#### Work instruction:
Continue the open letter to Navjot Sidhu below, starting after its last sentence.

#### Selected text:
Prem Panicker’s post, “Cry Havoc.”
This is the 28th installment of my weekly column for Mint, Thinking it Through.
Dear Navjot Sidhu
Recently on a television show, I am told, you criticised the Indian Cricket League (ICL), and the players signing up with it, on the grounds that “they are in it for the money.” You found this reprehensible, clearly feeling that the profit motive was a bad thing. I wish to congratulate you on your beliefs. They were once shared by no less than Jawaharlal Nehru, who described “profit” as “a dirty word.” Indeed, I have heard that when he got angry at someone, he would abuse him or her by shouting, “You, you… you Profit!” But that could be apocryphal.

#### Material provided:
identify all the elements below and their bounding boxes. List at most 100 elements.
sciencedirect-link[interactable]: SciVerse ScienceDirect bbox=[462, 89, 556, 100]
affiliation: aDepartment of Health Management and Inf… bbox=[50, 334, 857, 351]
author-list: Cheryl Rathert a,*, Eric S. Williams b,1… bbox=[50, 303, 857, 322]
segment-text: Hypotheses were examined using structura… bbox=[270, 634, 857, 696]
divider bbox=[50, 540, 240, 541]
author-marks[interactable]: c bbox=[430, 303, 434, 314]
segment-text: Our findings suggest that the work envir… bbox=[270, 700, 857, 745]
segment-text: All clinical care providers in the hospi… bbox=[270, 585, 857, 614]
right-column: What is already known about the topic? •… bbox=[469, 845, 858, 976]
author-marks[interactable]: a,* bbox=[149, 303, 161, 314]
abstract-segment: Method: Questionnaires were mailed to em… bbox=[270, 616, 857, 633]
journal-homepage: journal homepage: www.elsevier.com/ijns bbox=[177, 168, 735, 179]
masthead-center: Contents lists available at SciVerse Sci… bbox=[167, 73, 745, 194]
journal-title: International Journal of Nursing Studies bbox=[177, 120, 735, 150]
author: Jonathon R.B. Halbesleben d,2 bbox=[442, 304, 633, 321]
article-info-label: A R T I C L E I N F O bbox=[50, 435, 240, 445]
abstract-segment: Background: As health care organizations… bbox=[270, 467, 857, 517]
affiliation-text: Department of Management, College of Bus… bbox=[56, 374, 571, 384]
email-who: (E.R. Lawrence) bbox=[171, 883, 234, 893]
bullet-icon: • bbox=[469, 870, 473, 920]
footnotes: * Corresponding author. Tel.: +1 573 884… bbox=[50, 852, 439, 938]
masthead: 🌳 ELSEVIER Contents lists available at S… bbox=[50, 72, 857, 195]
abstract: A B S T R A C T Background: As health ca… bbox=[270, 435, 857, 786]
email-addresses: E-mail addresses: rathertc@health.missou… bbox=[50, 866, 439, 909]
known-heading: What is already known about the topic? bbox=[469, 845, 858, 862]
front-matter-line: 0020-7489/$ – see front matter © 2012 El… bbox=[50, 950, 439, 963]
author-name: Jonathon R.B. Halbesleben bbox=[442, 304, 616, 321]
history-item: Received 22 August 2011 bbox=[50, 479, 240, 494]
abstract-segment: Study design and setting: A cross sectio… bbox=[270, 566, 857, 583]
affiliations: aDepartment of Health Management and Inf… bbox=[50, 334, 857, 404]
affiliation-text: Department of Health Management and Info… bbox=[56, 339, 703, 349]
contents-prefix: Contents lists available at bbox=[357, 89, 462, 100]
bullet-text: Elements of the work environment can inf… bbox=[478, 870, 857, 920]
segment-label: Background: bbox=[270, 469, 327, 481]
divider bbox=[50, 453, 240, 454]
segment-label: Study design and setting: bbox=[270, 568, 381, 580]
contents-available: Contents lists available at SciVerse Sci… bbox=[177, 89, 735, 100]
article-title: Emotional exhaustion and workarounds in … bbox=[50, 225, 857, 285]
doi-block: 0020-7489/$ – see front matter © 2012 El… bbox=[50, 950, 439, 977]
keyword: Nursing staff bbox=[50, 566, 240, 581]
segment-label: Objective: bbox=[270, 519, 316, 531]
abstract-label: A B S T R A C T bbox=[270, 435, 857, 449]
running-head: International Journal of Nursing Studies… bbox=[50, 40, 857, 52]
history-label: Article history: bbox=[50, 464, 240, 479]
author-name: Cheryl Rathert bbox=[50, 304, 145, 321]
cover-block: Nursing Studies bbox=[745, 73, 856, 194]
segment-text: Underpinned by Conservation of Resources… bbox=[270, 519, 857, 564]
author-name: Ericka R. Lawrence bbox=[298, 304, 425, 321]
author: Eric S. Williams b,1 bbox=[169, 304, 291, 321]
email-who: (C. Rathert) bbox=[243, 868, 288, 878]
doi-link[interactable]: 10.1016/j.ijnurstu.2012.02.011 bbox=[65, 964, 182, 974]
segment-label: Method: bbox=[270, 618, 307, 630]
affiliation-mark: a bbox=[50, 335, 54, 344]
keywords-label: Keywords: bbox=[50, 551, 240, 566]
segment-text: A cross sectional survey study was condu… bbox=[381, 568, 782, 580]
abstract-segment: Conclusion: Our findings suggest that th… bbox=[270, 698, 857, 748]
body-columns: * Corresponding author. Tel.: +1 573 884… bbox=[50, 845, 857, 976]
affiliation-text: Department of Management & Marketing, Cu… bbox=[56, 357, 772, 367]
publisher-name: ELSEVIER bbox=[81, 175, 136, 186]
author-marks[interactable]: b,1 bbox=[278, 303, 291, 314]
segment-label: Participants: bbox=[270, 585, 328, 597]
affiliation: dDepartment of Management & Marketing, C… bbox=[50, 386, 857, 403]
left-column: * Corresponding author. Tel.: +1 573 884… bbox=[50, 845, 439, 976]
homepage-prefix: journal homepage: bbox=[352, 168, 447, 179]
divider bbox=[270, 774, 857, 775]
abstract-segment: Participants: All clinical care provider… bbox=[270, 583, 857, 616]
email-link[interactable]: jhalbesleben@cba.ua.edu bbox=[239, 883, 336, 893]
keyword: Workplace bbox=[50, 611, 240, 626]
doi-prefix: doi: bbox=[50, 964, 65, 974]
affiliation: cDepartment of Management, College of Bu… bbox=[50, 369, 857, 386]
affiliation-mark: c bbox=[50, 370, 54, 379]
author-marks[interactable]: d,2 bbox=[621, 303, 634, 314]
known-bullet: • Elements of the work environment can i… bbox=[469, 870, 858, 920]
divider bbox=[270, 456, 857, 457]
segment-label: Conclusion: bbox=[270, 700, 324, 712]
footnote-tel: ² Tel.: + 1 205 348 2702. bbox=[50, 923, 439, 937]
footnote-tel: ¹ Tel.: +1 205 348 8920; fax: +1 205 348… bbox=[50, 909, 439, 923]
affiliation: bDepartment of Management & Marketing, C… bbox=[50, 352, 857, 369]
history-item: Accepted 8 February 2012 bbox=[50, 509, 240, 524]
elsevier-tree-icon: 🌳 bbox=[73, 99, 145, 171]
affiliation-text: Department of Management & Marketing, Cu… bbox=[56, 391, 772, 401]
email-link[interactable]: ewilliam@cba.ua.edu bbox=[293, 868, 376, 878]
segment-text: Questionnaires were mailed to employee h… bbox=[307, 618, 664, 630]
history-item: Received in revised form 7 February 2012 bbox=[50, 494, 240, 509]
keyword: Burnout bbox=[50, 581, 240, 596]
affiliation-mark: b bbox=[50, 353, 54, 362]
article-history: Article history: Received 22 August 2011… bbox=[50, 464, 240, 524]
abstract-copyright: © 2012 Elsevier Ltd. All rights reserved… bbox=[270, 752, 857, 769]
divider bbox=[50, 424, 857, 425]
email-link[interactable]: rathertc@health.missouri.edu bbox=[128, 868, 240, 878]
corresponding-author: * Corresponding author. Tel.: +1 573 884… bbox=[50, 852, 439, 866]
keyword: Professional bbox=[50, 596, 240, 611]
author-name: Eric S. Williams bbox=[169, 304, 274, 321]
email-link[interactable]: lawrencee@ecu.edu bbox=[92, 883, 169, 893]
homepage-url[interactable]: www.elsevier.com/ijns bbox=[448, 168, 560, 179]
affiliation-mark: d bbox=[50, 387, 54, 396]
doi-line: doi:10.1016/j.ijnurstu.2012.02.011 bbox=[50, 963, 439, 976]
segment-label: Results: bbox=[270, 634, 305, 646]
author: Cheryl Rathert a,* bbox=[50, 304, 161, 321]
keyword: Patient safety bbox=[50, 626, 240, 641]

#### Result for this exercise:
Mr Sidhu, allow me to express how much I admire your values. Shunning profit, as you surely do if your actions mirror your words, takes immense fortitude. You are always smartly dressed, with your turban matching your tie, despite buying clothes only from people who manufacture and sell them as a social service. When you eat out with your better half, who is also named Navjot and is therefore the better Navjot, you only eat at restaurants that were not begun to make a profit, but to help needy diners like yourself. Indeed, you buy no goods or services manufactured with the profit motive, and I really must ask you sometime where you shop. You also clearly accept absolutely no money for the entertainment you provide us on television, which is very kind of you. Your magnanimity has moved me.